Instructions for the task: Retype the listing that follows, word for word.

Dataset:
:::

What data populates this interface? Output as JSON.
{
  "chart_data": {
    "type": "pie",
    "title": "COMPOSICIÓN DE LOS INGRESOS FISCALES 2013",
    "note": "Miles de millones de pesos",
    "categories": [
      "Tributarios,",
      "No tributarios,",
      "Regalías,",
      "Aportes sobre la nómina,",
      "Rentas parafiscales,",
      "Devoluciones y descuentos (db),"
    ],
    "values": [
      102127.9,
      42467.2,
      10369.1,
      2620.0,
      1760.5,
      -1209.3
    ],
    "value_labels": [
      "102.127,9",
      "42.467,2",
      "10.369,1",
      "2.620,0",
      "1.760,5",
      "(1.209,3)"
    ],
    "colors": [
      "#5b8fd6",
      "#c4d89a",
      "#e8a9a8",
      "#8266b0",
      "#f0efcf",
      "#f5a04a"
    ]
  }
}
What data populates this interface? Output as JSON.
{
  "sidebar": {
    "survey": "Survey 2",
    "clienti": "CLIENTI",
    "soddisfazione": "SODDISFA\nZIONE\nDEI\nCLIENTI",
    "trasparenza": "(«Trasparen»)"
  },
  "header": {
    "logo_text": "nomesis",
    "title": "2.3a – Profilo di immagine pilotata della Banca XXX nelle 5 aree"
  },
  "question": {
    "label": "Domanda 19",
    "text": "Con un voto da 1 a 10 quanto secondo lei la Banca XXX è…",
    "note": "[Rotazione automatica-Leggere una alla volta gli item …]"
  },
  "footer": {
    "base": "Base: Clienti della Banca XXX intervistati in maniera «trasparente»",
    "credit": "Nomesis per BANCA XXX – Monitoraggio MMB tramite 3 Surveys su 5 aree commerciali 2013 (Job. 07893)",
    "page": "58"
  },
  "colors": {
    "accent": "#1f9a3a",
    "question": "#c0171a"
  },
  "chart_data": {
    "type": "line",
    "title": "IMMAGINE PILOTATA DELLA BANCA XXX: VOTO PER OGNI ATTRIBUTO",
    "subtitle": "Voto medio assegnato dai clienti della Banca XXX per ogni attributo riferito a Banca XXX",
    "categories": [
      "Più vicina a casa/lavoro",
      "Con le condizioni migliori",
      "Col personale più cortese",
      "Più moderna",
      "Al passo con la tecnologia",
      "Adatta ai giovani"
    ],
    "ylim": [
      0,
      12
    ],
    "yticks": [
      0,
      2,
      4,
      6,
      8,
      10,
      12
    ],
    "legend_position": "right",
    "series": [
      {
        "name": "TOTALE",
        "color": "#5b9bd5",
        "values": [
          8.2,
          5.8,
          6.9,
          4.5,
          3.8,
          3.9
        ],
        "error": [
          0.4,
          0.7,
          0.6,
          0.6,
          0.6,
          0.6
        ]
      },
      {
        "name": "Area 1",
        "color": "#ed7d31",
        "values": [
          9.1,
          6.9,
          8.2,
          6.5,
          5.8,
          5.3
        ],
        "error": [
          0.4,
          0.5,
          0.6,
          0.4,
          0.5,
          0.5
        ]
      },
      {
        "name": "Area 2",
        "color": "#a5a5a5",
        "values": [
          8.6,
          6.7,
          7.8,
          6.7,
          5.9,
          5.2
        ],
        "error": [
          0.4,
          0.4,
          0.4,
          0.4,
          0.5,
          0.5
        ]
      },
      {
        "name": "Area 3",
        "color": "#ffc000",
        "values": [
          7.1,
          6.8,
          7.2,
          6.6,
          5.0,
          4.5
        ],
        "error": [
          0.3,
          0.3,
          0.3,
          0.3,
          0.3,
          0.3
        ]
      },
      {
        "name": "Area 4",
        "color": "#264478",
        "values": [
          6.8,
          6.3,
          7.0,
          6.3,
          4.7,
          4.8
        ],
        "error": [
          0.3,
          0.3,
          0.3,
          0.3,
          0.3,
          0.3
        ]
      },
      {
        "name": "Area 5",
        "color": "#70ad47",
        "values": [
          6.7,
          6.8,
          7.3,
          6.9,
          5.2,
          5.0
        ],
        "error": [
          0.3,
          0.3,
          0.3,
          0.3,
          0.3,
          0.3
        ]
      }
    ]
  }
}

:::

Worked solution:
What data populates this interface? Output as JSON.
{
  "chart_data": {
    "type": "pie",
    "title": "COMPOSICIÓN DE LOS INGRESOS FISCALES 2013",
    "note": "Miles de millones de pesos",
    "categories": [
      "Tributarios,",
      "No tributarios,",
      "Regalías,",
      "Aportes sobre la nómina,",
      "Rentas parafiscales,",
      "Devoluciones y descuentos (db),"
    ],
    "values": [
      102127.9,
      42467.2,
      10369.1,
      2620.0,
      1760.5,
      -1209.3
    ],
    "value_labels": [
      "102.127,9",
      "42.467,2",
      "10.369,1",
      "2.620,0",
      "1.760,5",
      "(1.209,3)"
    ],
    "colors": [
      "#5b8fd6",
      "#c4d89a",
      "#e8a9a8",
      "#8266b0",
      "#f0efcf",
      "#f5a04a"
    ]
  }
}
What data populates this interface? Output as JSON.
{
  "sidebar": {
    "survey": "Survey 2",
    "clienti": "CLIENTI",
    "soddisfazione": "SODDISFA\nZIONE\nDEI\nCLIENTI",
    "trasparenza": "(«Trasparen»)"
  },
  "header": {
    "logo_text": "nomesis",
    "title": "2.3a – Profilo di immagine pilotata della Banca XXX nelle 5 aree"
  },
  "question": {
    "label": "Domanda 19",
    "text": "Con un voto da 1 a 10 quanto secondo lei la Banca XXX è…",
    "note": "[Rotazione automatica-Leggere una alla volta gli item …]"
  },
  "footer": {
    "base": "Base: Clienti della Banca XXX intervistati in maniera «trasparente»",
    "credit": "Nomesis per BANCA XXX – Monitoraggio MMB tramite 3 Surveys su 5 aree commerciali 2013 (Job. 07893)",
    "page": "58"
  },
  "colors": {
    "accent": "#1f9a3a",
    "question": "#c0171a"
  },
  "chart_data": {
    "type": "line",
    "title": "IMMAGINE PILOTATA DELLA BANCA XXX: VOTO PER OGNI ATTRIBUTO",
    "subtitle": "Voto medio assegnato dai clienti della Banca XXX per ogni attributo riferito a Banca XXX",
    "categories": [
      "Più vicina a casa/lavoro",
      "Con le condizioni migliori",
      "Col personale più cortese",
      "Più moderna",
      "Al passo con la tecnologia",
      "Adatta ai giovani"
    ],
    "ylim": [
      0,
      12
    ],
    "yticks": [
      0,
      2,
      4,
      6,
      8,
      10,
      12
    ],
    "legend_position": "right",
    "series": [
      {
        "name": "TOTALE",
        "color": "#5b9bd5",
        "values": [
          8.2,
          5.8,
          6.9,
          4.5,
          3.8,
          3.9
        ],
        "error": [
          0.4,
          0.7,
          0.6,
          0.6,
          0.6,
          0.6
        ]
      },
      {
        "name": "Area 1",
        "color": "#ed7d31",
        "values": [
          9.1,
          6.9,
          8.2,
          6.5,
          5.8,
          5.3
        ],
        "error": [
          0.4,
          0.5,
          0.6,
          0.4,
          0.5,
          0.5
        ]
      },
      {
        "name": "Area 2",
        "color": "#a5a5a5",
        "values": [
          8.6,
          6.7,
          7.8,
          6.7,
          5.9,
          5.2
        ],
        "error": [
          0.4,
          0.4,
          0.4,
          0.4,
          0.5,
          0.5
        ]
      },
      {
        "name": "Area 3",
        "color": "#ffc000",
        "values": [
          7.1,
          6.8,
          7.2,
          6.6,
          5.0,
          4.5
        ],
        "error": [
          0.3,
          0.3,
          0.3,
          0.3,
          0.3,
          0.3
        ]
      },
      {
        "name": "Area 4",
        "color": "#264478",
        "values": [
          6.8,
          6.3,
          7.0,
          6.3,
          4.7,
          4.8
        ],
        "error": [
          0.3,
          0.3,
          0.3,
          0.3,
          0.3,
          0.3
        ]
      },
      {
        "name": "Area 5",
        "color": "#70ad47",
        "values": [
          6.7,
          6.8,
          7.3,
          6.9,
          5.2,
          5.0
        ],
        "error": [
          0.3,
          0.3,
          0.3,
          0.3,
          0.3,
          0.3
        ]
      }
    ]
  }
}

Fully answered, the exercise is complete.